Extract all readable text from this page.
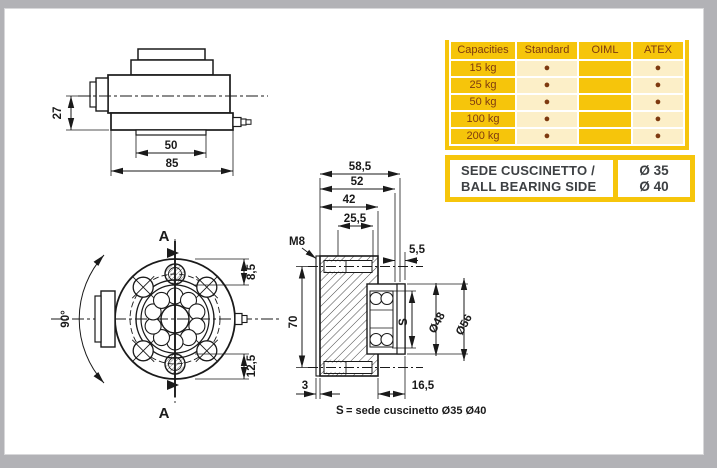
27
50
85
A
A
90°
8,5
12,5
58,5
52
42
25,5
M8
5,5
70	S Ø48 Ø56
3	16,5
S = sede cuscinetto Ø35 Ø40
Capacities	Standard	OIML	ATEX
15 kg	●		●
25 kg	●		●
50 kg	●		●
100 kg	●		●
200 kg	●		●
SEDE CUSCINETTO /
BALL BEARING SIDE
Ø 35
Ø 40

___

**Objective:** Copy the whole of the material above exactly, but not its images.

**Response:**
Extract all readable text from this page.
27
50
85
A
A
90°
8,5
12,5
58,5
52
42
25,5
M8
5,5
70	S Ø48 Ø56
3	16,5
S = sede cuscinetto Ø35 Ø40
Capacities	Standard	OIML	ATEX
15 kg	●		●
25 kg	●		●
50 kg	●		●
100 kg	●		●
200 kg	●		●
SEDE CUSCINETTO /
BALL BEARING SIDE
Ø 35
Ø 40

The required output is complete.